Extracted data entries:
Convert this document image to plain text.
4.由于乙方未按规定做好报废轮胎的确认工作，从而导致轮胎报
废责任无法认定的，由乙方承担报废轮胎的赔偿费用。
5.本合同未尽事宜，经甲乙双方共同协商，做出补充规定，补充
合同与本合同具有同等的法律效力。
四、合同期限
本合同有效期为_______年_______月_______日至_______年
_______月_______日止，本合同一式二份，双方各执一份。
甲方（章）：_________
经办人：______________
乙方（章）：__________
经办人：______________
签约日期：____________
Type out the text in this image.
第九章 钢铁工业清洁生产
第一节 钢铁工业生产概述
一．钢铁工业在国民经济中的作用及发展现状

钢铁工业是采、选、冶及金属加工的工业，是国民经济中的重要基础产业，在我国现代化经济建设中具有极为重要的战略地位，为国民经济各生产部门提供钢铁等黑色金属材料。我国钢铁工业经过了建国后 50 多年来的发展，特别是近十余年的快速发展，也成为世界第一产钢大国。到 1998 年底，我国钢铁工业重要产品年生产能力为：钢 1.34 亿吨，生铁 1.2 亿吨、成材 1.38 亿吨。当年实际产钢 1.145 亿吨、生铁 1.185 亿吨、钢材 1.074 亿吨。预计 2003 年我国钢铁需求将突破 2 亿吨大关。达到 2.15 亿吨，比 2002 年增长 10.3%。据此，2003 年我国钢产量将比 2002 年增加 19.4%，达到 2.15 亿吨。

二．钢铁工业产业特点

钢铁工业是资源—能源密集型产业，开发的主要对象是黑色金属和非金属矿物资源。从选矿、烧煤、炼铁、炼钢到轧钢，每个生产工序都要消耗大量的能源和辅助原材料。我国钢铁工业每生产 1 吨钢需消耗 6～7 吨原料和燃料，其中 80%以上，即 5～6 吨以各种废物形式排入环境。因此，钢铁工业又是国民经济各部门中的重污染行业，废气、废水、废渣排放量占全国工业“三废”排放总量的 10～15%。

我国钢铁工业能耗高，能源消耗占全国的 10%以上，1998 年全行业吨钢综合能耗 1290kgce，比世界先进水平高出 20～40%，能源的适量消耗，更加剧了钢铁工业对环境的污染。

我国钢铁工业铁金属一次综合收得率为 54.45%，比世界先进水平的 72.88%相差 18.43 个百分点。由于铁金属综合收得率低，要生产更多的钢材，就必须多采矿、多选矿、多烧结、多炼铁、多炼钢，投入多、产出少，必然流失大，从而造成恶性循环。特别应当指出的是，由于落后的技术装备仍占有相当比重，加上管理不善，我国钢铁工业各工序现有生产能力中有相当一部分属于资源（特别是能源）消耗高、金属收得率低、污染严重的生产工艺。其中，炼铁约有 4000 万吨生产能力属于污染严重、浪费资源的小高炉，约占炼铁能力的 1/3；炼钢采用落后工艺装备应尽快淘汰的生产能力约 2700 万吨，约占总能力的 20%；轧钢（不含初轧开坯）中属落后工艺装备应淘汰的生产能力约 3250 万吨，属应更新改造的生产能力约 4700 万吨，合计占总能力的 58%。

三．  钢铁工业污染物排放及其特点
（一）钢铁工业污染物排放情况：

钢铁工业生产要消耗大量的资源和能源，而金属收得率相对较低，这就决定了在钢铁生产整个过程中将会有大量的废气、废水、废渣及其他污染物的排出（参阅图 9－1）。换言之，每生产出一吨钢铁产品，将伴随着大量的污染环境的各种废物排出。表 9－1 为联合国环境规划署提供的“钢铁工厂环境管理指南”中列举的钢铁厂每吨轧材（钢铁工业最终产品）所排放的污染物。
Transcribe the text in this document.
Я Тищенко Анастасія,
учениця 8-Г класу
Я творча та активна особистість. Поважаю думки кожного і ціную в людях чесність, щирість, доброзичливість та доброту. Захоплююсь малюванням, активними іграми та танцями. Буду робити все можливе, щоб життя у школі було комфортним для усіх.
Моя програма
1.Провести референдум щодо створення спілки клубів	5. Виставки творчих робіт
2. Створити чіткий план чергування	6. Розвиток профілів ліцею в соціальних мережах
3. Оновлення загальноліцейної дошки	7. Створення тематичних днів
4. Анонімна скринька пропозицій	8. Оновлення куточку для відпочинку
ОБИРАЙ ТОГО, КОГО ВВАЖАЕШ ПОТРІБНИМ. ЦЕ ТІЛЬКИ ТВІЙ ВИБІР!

- _WORK TO BE COMPLETED_: From the entries above, collect every line with the string "Оновлення" in it.

- _FINISHED ANSWER_:
3. Оновлення загальноліцейної дошки	7. Створення тематичних днів
4. Анонімна скринька пропозицій	8. Оновлення куточку для відпочинку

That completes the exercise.